--- begin PROVIDED RECORDS ---

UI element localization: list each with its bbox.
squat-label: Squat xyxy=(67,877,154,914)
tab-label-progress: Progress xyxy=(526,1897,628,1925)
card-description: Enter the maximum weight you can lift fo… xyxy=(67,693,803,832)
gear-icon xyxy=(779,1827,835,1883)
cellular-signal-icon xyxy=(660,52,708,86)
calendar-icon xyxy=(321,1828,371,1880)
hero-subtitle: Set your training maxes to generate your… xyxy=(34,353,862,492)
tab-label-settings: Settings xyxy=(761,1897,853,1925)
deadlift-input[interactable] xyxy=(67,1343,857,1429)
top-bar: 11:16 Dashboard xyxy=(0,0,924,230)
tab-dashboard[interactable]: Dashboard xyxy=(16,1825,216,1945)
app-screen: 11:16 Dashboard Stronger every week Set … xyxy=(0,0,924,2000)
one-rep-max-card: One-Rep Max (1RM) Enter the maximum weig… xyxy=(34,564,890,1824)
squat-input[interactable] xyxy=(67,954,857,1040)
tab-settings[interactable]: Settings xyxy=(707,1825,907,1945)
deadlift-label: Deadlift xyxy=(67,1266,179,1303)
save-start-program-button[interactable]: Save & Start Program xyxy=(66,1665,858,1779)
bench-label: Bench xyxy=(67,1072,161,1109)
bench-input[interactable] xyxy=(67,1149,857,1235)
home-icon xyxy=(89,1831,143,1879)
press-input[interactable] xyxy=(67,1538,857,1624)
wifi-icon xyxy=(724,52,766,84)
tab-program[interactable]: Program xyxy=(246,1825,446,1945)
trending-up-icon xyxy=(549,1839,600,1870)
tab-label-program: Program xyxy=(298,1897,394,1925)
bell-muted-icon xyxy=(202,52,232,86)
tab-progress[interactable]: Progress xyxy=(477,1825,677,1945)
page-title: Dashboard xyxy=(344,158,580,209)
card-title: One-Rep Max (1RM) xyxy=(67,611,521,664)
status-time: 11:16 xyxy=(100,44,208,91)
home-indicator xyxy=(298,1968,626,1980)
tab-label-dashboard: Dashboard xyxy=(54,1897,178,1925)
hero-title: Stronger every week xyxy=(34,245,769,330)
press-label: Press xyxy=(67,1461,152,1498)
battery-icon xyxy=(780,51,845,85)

--- end PROVIDED RECORDS ---

## TASK OBJECTIVE
Copy out every one of the rows above, character for character, with nothing changed.

## WRITTEN SOLUTION
UI element localization: list each with its bbox.
squat-label: Squat xyxy=(67,877,154,914)
tab-label-progress: Progress xyxy=(526,1897,628,1925)
card-description: Enter the maximum weight you can lift fo… xyxy=(67,693,803,832)
gear-icon xyxy=(779,1827,835,1883)
cellular-signal-icon xyxy=(660,52,708,86)
calendar-icon xyxy=(321,1828,371,1880)
hero-subtitle: Set your training maxes to generate your… xyxy=(34,353,862,492)
tab-label-settings: Settings xyxy=(761,1897,853,1925)
deadlift-input[interactable] xyxy=(67,1343,857,1429)
top-bar: 11:16 Dashboard xyxy=(0,0,924,230)
tab-dashboard[interactable]: Dashboard xyxy=(16,1825,216,1945)
app-screen: 11:16 Dashboard Stronger every week Set … xyxy=(0,0,924,2000)
one-rep-max-card: One-Rep Max (1RM) Enter the maximum weig… xyxy=(34,564,890,1824)
squat-input[interactable] xyxy=(67,954,857,1040)
tab-settings[interactable]: Settings xyxy=(707,1825,907,1945)
deadlift-label: Deadlift xyxy=(67,1266,179,1303)
save-start-program-button[interactable]: Save & Start Program xyxy=(66,1665,858,1779)
bench-label: Bench xyxy=(67,1072,161,1109)
bench-input[interactable] xyxy=(67,1149,857,1235)
home-icon xyxy=(89,1831,143,1879)
press-input[interactable] xyxy=(67,1538,857,1624)
wifi-icon xyxy=(724,52,766,84)
tab-program[interactable]: Program xyxy=(246,1825,446,1945)
trending-up-icon xyxy=(549,1839,600,1870)
tab-label-program: Program xyxy=(298,1897,394,1925)
bell-muted-icon xyxy=(202,52,232,86)
tab-progress[interactable]: Progress xyxy=(477,1825,677,1945)
page-title: Dashboard xyxy=(344,158,580,209)
card-title: One-Rep Max (1RM) xyxy=(67,611,521,664)
status-time: 11:16 xyxy=(100,44,208,91)
home-indicator xyxy=(298,1968,626,1980)
tab-label-dashboard: Dashboard xyxy=(54,1897,178,1925)
hero-title: Stronger every week xyxy=(34,245,769,330)
press-label: Press xyxy=(67,1461,152,1498)
battery-icon xyxy=(780,51,845,85)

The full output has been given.